───── Brano del testo ─────

“Ho vissuto sei mesi fra loro per capirli”, dice l’autrice Maricla Boggio. Lo spettacolo è prodotto dallo Stabile romano con sedici attori dell’Accademia d’Arte Drammatica diretti da Andrea Camilleri
“Non c’è altra metafora del deserto, che la vita quotidiana. Essa è irrappresentabile, perché è l’ombra della vita: e i suoi silenzi sono interiori”, da questa riflessione di Pasolini muove “Schegge”.
Da questa riflessione di Pasolini sulla cruda verità dell’emarginazione e della solitudine metropolitane, tratta dal libro “Il Vangelo secondo Matteo”, prende le mosse un’operazione teatrale ideata e condotta dall’autrice Maricla Boggio.
“Schegge” non è semplicemente uno spettacolo, ma il frutto di una lunga e attenta ricerca sociale e antropologica, iniziata circa tre anni fa.
(...) Con questo primo allestimento, lo Stabile romano intende avviare un programma diretto a valorizzare gli attori e i registi provenienti dalla “Silvio d’Amico” e anche a potenziare la drammaturgia italiana contemporanea.
Maricla Boggio, torinese di nascita ma romana di adozione, non è nuova al genere degli esperimenti teatrali sui temi più delicati dell’attualità sociale. Non solo autrice drammatica, ma anche saggista e regista, la boggio ha cominciato vent’anni fa con il testo “Santa Maria dei Battuti”, un rapporto sull’istituzione psichiatrica. Poi è stata la volta di “Ragazza madre” (1974), “Marisa della Magliana” (1976), “farsi uomo oltre la droga” (1981), “Mamma eroina” (1983) e così via fino al recentissimo “Storia di niente”, un dramma sulla violenza suburbana, rappresentato l’estate scorsa alla Rassegna Città spettacolo di Benevento.
“ ‘Schegge’ è il capitolo più recenti di questo mio itinerario condotto all’interno della periferia romana, in particolare nel quartiere della Magliana, dove ho trascorso sei mesi a osservare la realtà’, racconta la Boggio. ‘Non è stato facile inserirmi in un ambiente dove a volte nemmeno la polizia entra e dove domina la paura. La gente diffidava di me, ma poi ha cominciato a conquistarmi la fiducia di molti. Sono entrata in rapporto con le madri – prosegue l’autrice – che mi hanno esposto i loro problemi di sopravvivenza, le preoccupazioni, la rassegnazione. Sono entrata in rapporto con i ragazzi, con la loro esaltazione, la loro rabbia. Al Centro di cultura proletaria, l’unico sgangherato circolo culturale-ricreativo di cui dispone la Magliana, ho stabilito un contatto anche con i bambini, con le loro paure”. Così è nato “Schegge”, con storie di scippatori, di prostitute, di ragazzini che muoiono di droga, di spacciatori, di uomini che si uccidono per far ottenere alla propria moglie un posto da bidella. Le schegge sono anche quelle delle candele di ceramica bianca, delle automobili, che vengono usate come fossero punte di diamante per commettere furti o atti di vandalismo. Servono per tagliare i vetri.

───── Materiale fornito ─────

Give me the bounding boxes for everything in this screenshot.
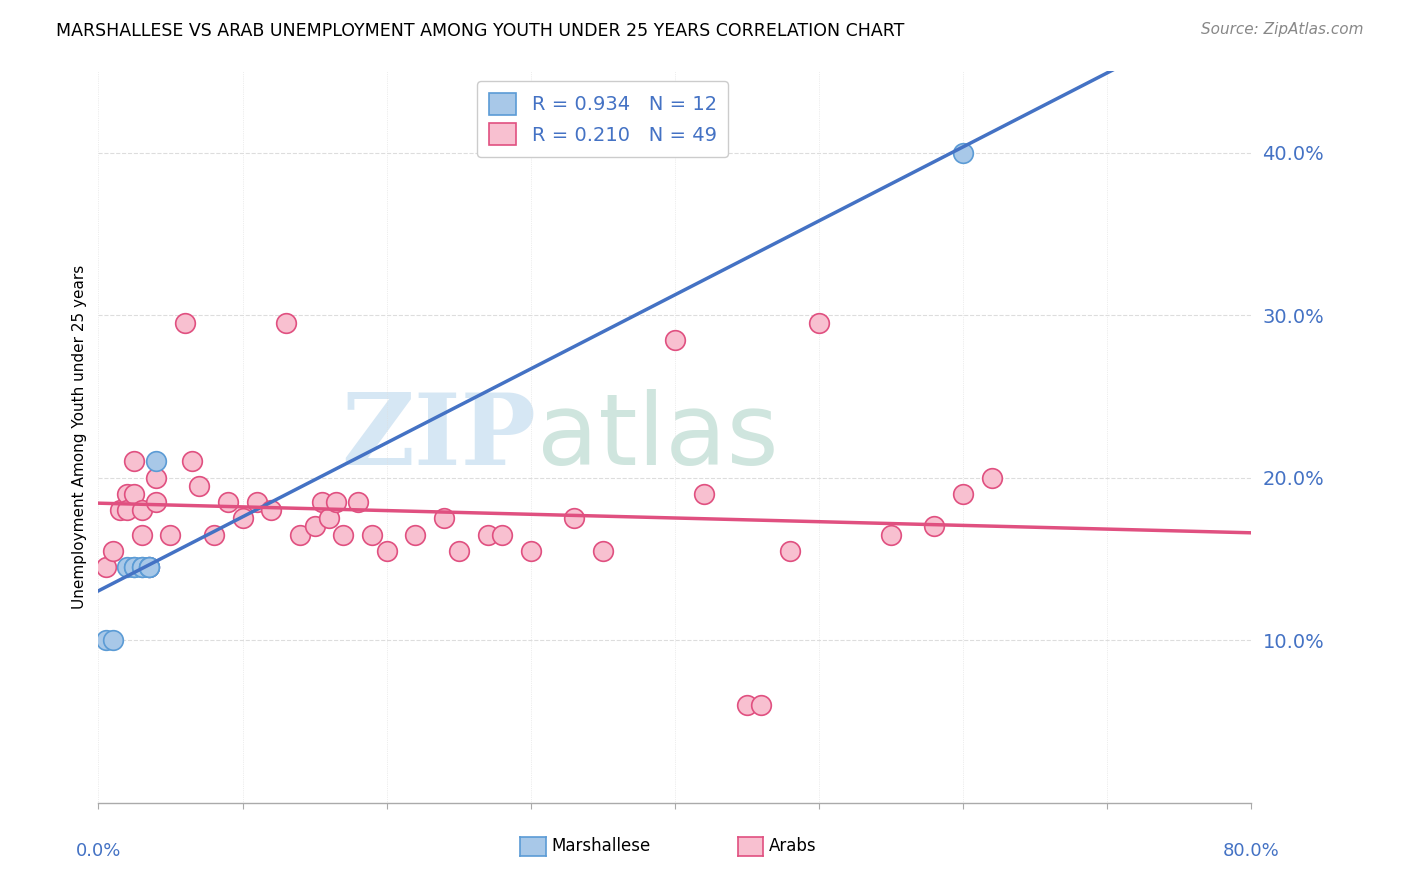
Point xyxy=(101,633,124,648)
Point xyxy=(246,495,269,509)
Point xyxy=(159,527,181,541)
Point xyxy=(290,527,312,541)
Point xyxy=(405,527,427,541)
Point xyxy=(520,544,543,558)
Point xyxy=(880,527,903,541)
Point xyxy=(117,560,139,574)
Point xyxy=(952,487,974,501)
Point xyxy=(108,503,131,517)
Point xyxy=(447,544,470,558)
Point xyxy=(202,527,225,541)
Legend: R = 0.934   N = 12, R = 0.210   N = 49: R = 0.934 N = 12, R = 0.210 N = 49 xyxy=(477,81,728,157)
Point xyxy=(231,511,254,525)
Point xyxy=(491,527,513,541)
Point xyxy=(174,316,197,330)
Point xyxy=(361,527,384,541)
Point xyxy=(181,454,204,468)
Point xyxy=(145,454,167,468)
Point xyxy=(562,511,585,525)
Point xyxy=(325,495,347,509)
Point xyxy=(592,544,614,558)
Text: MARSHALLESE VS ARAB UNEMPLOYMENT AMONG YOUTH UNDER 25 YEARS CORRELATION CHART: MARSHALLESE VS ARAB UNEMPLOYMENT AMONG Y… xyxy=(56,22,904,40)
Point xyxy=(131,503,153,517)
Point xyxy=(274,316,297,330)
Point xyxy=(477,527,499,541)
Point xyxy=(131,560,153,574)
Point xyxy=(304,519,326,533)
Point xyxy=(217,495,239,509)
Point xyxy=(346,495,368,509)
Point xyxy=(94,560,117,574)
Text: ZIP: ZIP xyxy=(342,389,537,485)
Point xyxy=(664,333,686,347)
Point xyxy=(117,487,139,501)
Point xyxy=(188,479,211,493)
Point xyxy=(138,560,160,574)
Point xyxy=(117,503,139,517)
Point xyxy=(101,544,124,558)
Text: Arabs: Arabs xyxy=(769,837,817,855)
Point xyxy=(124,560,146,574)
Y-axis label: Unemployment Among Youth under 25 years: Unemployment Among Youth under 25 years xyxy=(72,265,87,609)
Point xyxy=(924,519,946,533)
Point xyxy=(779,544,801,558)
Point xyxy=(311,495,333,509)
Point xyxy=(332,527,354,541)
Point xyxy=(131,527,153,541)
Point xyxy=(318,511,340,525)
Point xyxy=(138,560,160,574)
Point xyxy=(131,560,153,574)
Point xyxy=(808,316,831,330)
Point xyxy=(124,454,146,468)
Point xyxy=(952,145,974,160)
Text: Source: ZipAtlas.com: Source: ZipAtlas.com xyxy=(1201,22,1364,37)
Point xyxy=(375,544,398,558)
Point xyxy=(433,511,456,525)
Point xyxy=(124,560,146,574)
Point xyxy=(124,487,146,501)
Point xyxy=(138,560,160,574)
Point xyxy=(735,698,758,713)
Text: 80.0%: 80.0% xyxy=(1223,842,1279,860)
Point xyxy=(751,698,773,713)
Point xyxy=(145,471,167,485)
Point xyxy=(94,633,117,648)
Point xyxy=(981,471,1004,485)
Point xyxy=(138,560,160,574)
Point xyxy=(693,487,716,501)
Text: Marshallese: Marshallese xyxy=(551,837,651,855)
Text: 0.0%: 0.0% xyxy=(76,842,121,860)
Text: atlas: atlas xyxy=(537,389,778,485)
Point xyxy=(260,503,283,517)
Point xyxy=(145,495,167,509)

─────

Consegna 1: Elenca i titoli dei lavori di Maricla Boggio precedenti a «Schegge» che compaiono nell'articolo su «Schegge».
Consegna 2: Per favore, scrivi il seguito dell'articolo su «Schegge», riprendendo subito dopo la sua ultima frase.
Il materiale fornito è a sé stante e non fa parte dell'articolo su «Schegge».

Risposta 1:
- «Santa Maria dei Battuti»
- «Ragazza madre» (1974)
- «Marisa della Magliana» (1976)
- «farsi uomo oltre la droga» (1981)
- «Mamma eroina» (1983)
- «Storia di niente»

Risposta 2:
Sullo sfondo di questa realtà drammatica, emerge però una tenera storia d’amore, quella fra Teresa e Valerio. Lei è una ragazza del quartiere, lui un obbiettore di coscienza, ma il loro non è un amore a lieto fine. “Come sosteneva Pasolini, i finali rosa servono solo a tranquillizzare le nostre cattive coscienze” si giustifica la Boggio “tuttavia, il mio testo, che si ispira proprio alla riflessione profonda di Pasolini sulla degradazione umana, non vuole certo esaltare la retorica del sacrificio, intende solo essere il più possibile aderente alla realtà”.
E’ per questo suo bisogno di realismo, che lei ha trascorso molto tempo anche presso il Centro Italiano di solidarietà di don Mario Picchi?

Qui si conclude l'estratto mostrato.